I know the Go feature set is very well thought out and I'm sure there's a good reason for it, but I'm curious why I can't do fmt.Println(x.(type))

(As pointed out in the replies, you can get the same information with fmt's %T formatting verb.)

Although there are a number of things going on here, one of them is that Go has opted not to make types visible as explicit entities in the language. In a language like Python, the type of things is explicitly exposed as a fully visible part of the language, through operations like type(). In Go, there's no such direct way of exposing the type of something and you can only compare it against other types through mechanisms like type switches.

(Python goes further and makes types pretty much as first class entities as functions are.)

Part of what this means is that in Go, you cannot write an expression like 'x := y.(type)' not just because the language syntax forbids it, but because there is no standard type that the variable x can be. If you wanted to allow this, you would have to create a new Go type and define what its behavior was.

Go does make type information accessible, but only through the reflect standard library package. There are two things about this. First, reflect isn't part of the language itself, so another implementation of Go would be theoretically free to leave it out (although a certain amount of code would have problems); TinyGo doesn't quite go that far, although it has a minimal version. Second, it's relatively clear that what you get from reflect and manipulate through it is not literally the type information from the language; instead, it is a reflect-created thing that may or may not actively reflect the underlying reality. The only nominal exceptions are reflect.SliceHeader and reflect.StringHeader, and reflect explicitly says that you can't use these safely.

(My personal guess is that part of why reflect provides them is so that if the string or slice header ever changes, code can break visibly because the reflect structure fields it's trying to use aren't there any more. This wouldn't happen if Go forced everyone to define their own private versions of these runtime structures; instead you'd just get silently corrupted results. And people do do things with these headers today.)

In general, not explicitly requiring Go the language to have types as explicit, visible entities preserves some implementation freedom. However, I believe that Go still does require that an implementation keeps around some more type information than you'd expect; for example, I don't believe it would be proper in general for a Go implementation to reduce everything from distinct named types to structural types after compiling the program. This is because if you have the following code, I believe the type cast is required to fail:

type fred int
var a fred

[...]
b := interface{}(a)
i, ok := b.(int)

● **Written instruction 1**
Please copy from the records, beginning at the line that has "footprint-icon — [528, 844, 577, 889]" and stopping after the line that has "tab-mall[interactable]: 商城 —".
These records are unrelated to the passage on Go types.

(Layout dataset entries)
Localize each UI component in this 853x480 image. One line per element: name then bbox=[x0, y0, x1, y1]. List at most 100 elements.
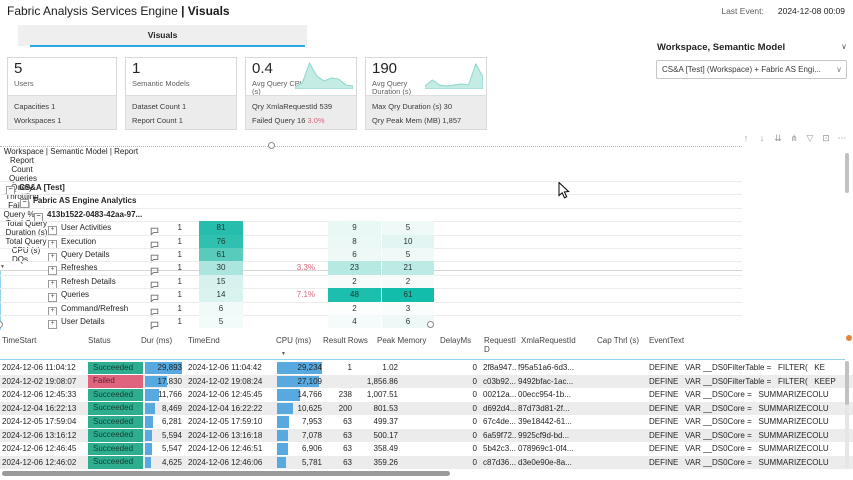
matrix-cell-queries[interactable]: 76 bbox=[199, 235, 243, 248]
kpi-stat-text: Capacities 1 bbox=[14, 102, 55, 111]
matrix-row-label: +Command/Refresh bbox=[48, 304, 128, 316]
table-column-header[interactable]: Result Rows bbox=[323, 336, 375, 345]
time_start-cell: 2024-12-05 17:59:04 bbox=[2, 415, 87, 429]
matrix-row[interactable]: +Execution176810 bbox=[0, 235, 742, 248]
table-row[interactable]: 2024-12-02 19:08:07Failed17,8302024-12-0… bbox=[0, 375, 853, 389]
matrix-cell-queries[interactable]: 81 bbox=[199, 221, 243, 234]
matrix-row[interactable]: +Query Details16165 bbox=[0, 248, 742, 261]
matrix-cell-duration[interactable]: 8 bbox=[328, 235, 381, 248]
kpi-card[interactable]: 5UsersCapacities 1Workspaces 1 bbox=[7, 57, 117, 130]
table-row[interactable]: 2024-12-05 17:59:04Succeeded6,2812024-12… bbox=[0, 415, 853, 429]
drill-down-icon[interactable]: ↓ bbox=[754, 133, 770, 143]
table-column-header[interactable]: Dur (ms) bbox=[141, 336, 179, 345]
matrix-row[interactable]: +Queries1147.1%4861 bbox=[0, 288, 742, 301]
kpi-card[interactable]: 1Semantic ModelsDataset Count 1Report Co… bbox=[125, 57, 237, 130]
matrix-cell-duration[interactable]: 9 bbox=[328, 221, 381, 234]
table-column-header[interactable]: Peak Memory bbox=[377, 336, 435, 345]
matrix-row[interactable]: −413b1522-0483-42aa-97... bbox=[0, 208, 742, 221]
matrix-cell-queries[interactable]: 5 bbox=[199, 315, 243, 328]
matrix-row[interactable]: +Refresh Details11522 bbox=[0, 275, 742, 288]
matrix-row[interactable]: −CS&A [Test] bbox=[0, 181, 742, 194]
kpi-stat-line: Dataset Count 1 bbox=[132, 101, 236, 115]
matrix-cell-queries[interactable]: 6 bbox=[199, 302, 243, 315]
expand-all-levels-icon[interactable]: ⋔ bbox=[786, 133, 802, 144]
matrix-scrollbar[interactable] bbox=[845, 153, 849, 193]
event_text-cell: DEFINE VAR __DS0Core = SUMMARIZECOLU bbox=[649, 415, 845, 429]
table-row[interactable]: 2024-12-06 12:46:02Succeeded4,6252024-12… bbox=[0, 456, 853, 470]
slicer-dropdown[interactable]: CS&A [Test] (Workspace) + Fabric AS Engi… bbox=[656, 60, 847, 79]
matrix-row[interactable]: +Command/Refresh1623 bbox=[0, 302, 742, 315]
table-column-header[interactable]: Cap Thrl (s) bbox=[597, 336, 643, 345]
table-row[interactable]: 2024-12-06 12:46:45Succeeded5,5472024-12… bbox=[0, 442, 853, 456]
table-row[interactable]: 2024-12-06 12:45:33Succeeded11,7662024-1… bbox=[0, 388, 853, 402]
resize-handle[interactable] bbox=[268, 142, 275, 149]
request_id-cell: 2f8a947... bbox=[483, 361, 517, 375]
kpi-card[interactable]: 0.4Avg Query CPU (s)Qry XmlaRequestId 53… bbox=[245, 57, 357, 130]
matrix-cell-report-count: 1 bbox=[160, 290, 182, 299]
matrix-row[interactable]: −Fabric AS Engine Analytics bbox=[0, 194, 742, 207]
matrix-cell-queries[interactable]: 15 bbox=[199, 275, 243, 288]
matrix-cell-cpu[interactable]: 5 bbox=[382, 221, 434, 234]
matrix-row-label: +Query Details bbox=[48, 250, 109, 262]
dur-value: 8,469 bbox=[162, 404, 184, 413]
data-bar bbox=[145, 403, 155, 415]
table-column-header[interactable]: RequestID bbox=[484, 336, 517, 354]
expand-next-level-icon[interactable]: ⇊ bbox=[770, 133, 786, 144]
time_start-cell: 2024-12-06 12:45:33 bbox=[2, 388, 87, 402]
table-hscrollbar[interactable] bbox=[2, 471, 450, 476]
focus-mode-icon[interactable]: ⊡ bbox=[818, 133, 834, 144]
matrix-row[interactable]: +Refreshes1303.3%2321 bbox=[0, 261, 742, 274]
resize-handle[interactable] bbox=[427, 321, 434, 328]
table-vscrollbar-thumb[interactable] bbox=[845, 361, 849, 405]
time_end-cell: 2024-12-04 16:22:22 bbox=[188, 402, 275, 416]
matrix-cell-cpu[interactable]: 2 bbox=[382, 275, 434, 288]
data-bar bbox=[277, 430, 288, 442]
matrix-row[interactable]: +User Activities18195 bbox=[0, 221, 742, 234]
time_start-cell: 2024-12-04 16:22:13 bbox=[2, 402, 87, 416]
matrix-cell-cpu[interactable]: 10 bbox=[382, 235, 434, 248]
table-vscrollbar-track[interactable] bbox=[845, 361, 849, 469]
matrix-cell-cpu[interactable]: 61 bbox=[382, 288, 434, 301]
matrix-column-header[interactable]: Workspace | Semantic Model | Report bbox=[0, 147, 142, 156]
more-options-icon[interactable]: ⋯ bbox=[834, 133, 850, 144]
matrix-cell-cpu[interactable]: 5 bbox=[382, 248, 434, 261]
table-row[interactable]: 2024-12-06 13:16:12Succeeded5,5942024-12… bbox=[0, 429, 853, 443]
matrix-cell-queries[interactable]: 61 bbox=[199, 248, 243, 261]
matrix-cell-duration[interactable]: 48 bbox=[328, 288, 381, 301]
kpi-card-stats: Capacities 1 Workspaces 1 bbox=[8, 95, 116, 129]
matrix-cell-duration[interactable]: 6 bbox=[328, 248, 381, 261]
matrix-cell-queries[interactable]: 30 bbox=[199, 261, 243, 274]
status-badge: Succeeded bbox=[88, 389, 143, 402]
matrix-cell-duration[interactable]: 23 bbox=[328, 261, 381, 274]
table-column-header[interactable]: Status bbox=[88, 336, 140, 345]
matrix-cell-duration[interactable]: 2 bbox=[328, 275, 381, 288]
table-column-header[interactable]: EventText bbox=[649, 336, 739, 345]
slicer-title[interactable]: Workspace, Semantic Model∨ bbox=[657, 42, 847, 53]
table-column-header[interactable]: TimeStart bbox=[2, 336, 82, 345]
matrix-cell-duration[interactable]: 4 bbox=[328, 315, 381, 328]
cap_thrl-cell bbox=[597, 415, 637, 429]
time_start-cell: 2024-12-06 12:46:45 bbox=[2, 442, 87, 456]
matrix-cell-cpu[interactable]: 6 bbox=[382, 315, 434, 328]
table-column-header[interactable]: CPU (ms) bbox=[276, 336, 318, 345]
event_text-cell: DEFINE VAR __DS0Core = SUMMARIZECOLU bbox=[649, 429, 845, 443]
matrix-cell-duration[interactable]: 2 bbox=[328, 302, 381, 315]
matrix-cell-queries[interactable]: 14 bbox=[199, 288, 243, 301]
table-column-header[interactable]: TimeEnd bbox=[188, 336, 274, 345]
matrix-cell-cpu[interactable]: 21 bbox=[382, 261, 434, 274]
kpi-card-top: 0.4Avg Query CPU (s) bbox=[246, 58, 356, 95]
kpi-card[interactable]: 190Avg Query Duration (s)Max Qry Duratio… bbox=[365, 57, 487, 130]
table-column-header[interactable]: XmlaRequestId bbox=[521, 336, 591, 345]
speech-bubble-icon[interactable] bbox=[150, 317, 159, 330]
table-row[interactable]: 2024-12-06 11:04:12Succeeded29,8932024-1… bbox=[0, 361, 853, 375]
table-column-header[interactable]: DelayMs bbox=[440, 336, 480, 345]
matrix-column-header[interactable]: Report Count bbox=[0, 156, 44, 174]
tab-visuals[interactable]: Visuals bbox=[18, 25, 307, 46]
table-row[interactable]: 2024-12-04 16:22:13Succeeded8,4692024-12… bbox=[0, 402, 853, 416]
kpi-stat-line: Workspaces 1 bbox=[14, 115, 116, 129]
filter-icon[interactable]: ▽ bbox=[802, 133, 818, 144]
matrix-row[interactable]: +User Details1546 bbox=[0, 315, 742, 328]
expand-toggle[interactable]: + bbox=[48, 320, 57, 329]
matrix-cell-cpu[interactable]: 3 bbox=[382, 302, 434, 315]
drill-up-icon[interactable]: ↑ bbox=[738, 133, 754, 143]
--
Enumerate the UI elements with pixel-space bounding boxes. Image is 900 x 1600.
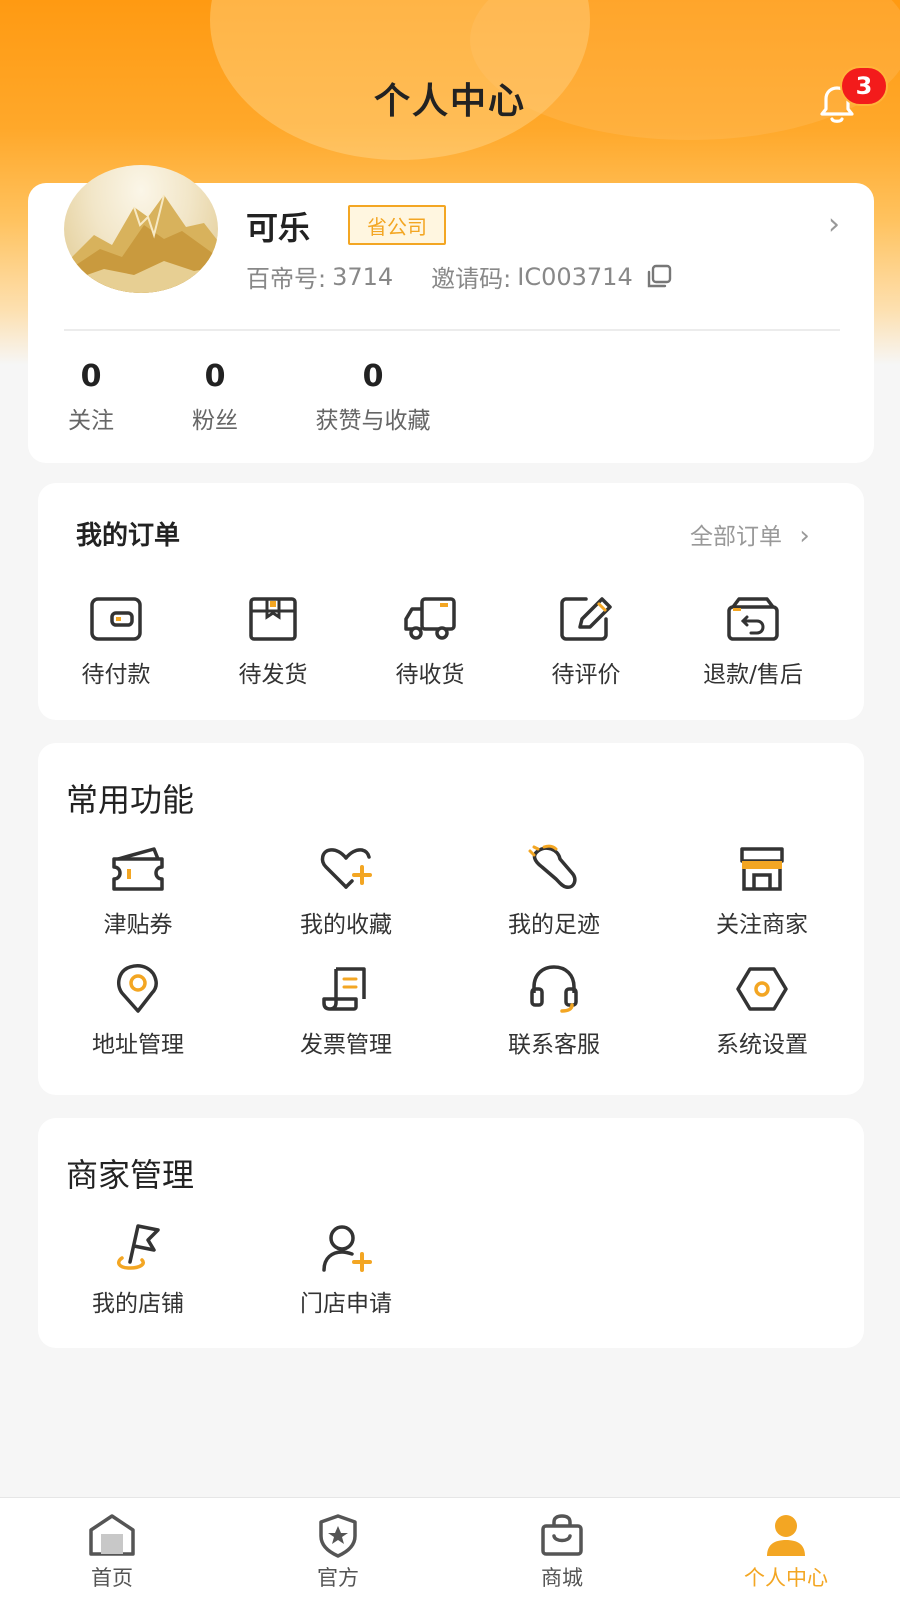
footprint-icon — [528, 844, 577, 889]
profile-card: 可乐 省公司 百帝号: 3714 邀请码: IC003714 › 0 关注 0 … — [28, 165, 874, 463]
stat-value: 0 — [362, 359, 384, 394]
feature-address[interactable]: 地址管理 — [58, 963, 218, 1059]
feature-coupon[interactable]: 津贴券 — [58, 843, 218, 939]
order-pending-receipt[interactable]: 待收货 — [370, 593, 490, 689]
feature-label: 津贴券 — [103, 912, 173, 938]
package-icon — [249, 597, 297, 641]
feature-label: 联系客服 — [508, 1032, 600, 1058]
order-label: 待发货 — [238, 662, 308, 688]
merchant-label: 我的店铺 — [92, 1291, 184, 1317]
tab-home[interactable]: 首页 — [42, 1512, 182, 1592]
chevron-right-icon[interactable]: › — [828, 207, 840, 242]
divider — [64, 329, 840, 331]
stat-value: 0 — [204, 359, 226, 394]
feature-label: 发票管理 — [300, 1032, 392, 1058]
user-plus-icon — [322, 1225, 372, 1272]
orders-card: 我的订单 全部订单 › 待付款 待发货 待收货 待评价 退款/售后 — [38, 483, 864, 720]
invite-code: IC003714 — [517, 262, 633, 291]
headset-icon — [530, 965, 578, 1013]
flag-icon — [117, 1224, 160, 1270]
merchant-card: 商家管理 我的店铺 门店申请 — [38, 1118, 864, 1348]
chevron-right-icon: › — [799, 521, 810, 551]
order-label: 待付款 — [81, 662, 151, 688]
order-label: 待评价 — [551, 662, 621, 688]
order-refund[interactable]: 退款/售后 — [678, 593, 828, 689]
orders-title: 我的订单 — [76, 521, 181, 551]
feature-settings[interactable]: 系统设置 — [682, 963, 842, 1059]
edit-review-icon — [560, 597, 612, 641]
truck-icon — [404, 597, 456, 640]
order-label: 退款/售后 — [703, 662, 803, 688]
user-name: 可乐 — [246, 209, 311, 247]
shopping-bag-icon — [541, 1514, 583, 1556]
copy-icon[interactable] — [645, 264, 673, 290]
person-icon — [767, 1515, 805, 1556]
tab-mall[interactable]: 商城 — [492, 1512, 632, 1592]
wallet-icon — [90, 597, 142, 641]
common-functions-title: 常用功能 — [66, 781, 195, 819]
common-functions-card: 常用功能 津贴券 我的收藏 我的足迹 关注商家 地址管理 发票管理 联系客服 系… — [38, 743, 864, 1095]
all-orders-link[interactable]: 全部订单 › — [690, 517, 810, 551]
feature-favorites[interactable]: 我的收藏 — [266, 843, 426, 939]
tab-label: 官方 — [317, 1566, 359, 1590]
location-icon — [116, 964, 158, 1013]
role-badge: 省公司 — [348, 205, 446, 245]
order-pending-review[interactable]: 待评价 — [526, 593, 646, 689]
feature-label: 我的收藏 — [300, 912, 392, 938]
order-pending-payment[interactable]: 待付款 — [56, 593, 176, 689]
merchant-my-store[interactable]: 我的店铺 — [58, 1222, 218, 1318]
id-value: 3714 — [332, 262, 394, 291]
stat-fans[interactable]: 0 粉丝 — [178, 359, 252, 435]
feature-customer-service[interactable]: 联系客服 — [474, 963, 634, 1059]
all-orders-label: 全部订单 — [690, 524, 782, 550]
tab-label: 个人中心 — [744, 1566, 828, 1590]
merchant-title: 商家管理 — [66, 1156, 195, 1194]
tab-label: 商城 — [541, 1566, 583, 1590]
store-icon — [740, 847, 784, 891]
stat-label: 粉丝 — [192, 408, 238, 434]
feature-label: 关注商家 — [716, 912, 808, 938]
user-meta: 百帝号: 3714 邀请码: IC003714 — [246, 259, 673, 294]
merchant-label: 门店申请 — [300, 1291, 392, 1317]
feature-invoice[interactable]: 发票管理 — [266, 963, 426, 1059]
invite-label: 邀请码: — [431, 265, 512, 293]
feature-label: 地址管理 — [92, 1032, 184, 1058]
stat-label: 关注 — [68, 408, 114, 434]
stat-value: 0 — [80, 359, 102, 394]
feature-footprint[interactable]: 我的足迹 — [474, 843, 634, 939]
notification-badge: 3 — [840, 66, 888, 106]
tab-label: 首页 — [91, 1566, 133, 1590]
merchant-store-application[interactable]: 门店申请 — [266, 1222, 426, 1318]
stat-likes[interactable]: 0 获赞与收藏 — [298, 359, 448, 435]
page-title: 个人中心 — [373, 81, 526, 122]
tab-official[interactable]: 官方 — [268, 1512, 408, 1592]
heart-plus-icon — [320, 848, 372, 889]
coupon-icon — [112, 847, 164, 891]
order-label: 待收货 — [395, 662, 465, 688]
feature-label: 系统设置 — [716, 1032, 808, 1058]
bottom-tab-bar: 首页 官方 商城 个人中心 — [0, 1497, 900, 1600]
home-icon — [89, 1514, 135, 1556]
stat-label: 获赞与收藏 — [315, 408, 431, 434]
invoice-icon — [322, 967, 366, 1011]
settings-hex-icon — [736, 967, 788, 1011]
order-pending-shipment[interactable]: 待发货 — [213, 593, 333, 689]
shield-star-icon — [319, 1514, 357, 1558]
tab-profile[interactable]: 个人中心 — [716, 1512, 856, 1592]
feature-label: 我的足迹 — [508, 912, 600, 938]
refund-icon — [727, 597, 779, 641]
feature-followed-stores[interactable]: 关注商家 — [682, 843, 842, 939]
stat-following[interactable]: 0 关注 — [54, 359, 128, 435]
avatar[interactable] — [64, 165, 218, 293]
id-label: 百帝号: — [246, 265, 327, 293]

● **Written instruction 2**
Translate this sentence from the passage on Go types into Spanish: "Go does make type information accessible, but only through the reflect standard library package."

● **Final result 1**
footprint-icon — [528, 844, 577, 889]
profile-card: 可乐 省公司 百帝号: 3714 邀请码: IC003714 › 0 关注 0 … — [28, 165, 874, 463]
stat-value: 0 — [362, 359, 384, 394]
feature-address[interactable]: 地址管理 — [58, 963, 218, 1059]
feature-coupon[interactable]: 津贴券 — [58, 843, 218, 939]
order-pending-receipt[interactable]: 待收货 — [370, 593, 490, 689]
feature-label: 津贴券 — [103, 912, 173, 938]
package-icon — [249, 597, 297, 641]
feature-label: 联系客服 — [508, 1032, 600, 1058]
order-label: 待发货 — [238, 662, 308, 688]
merchant-label: 我的店铺 — [92, 1291, 184, 1317]
tab-home[interactable]: 首页 — [42, 1512, 182, 1592]
chevron-right-icon[interactable]: › — [828, 207, 840, 242]
divider — [64, 329, 840, 331]
stat-value: 0 — [204, 359, 226, 394]
feature-label: 发票管理 — [300, 1032, 392, 1058]
user-plus-icon — [322, 1225, 372, 1272]
orders-card: 我的订单 全部订单 › 待付款 待发货 待收货 待评价 退款/售后 — [38, 483, 864, 720]
invite-code: IC003714 — [517, 262, 633, 291]
headset-icon — [530, 965, 578, 1013]
flag-icon — [117, 1224, 160, 1270]
merchant-card: 商家管理 我的店铺 门店申请 — [38, 1118, 864, 1348]
chevron-right-icon: › — [799, 521, 810, 551]
order-label: 待付款 — [81, 662, 151, 688]
order-label: 待评价 — [551, 662, 621, 688]
order-refund[interactable]: 退款/售后 — [678, 593, 828, 689]
orders-title: 我的订单 — [76, 521, 181, 551]
feature-settings[interactable]: 系统设置 — [682, 963, 842, 1059]
edit-review-icon — [560, 597, 612, 641]
truck-icon — [404, 597, 456, 640]
order-label: 退款/售后 — [703, 662, 803, 688]
user-name: 可乐 — [246, 209, 311, 247]
shopping-bag-icon — [541, 1514, 583, 1556]
copy-icon[interactable] — [645, 264, 673, 290]
person-icon — [767, 1515, 805, 1556]
tab-mall[interactable]: 商城 — [492, 1512, 632, 1592]

● **Final result 2**
Go sí hace accesible la información de tipos, pero solo a través del paquete reflect de la biblioteca estándar.